• **Short task**: Records follow. Copy every line with "definition".

• **Materials provided**:
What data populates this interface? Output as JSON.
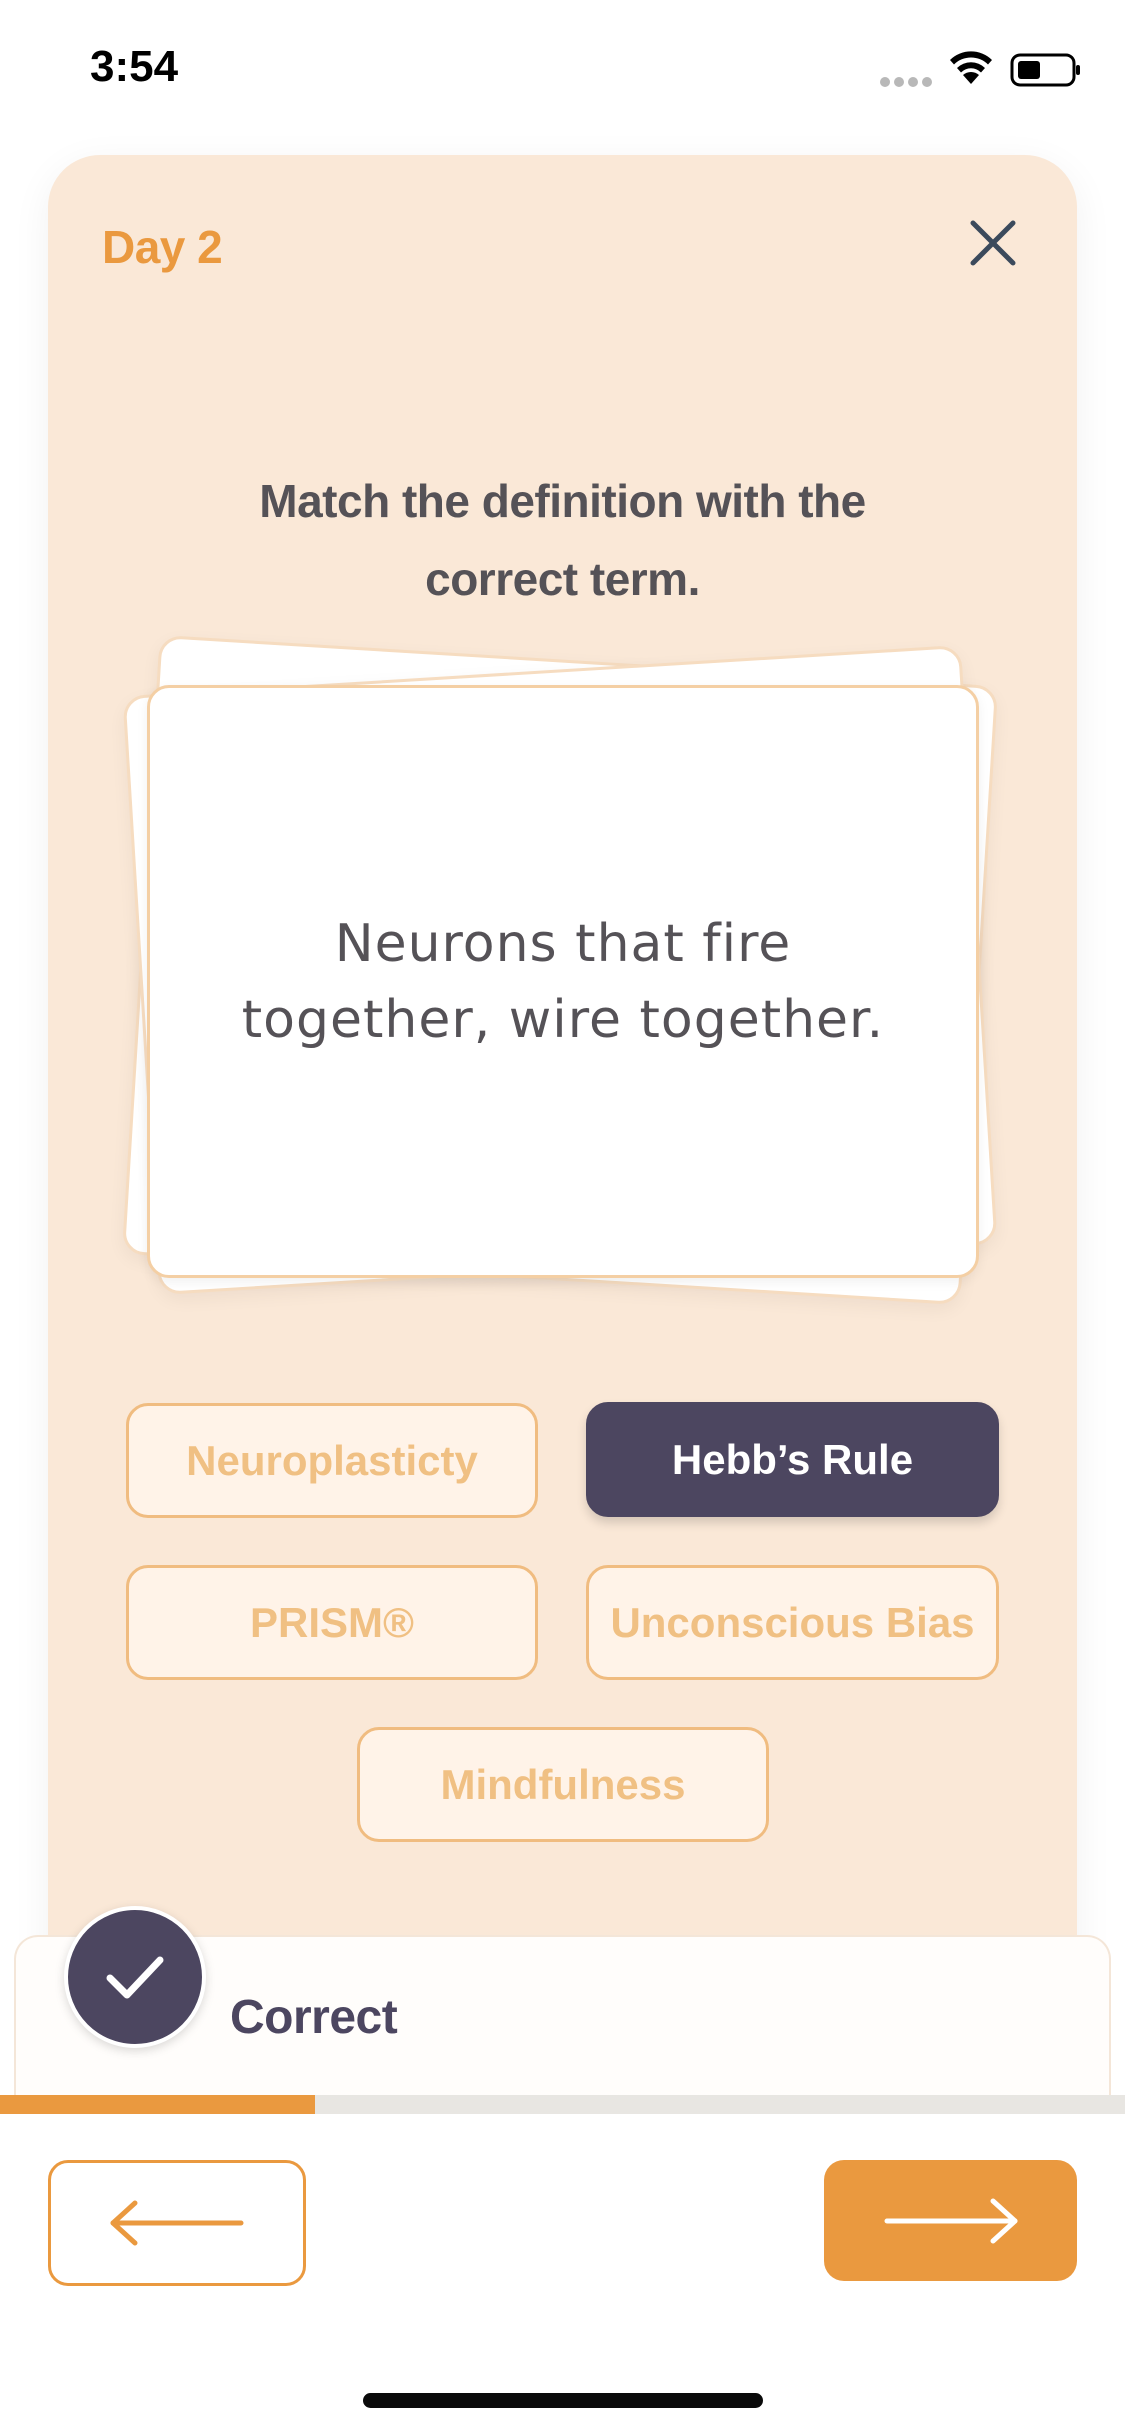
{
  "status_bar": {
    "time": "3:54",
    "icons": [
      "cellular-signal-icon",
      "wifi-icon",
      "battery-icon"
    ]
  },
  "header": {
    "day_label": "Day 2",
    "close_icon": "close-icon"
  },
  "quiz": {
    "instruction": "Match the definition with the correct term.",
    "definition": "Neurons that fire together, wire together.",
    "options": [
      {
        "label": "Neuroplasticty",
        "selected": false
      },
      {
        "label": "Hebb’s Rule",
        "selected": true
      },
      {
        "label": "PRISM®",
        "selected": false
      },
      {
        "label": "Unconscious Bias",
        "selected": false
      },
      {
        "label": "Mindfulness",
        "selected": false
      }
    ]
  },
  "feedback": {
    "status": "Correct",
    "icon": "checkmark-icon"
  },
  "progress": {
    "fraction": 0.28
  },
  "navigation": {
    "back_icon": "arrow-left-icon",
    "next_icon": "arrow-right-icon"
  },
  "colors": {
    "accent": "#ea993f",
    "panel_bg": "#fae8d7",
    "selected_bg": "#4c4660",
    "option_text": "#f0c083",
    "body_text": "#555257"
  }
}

• **Task response**:
    "instruction": "Match the definition with the correct term.",
    "definition": "Neurons that fire together, wire together.",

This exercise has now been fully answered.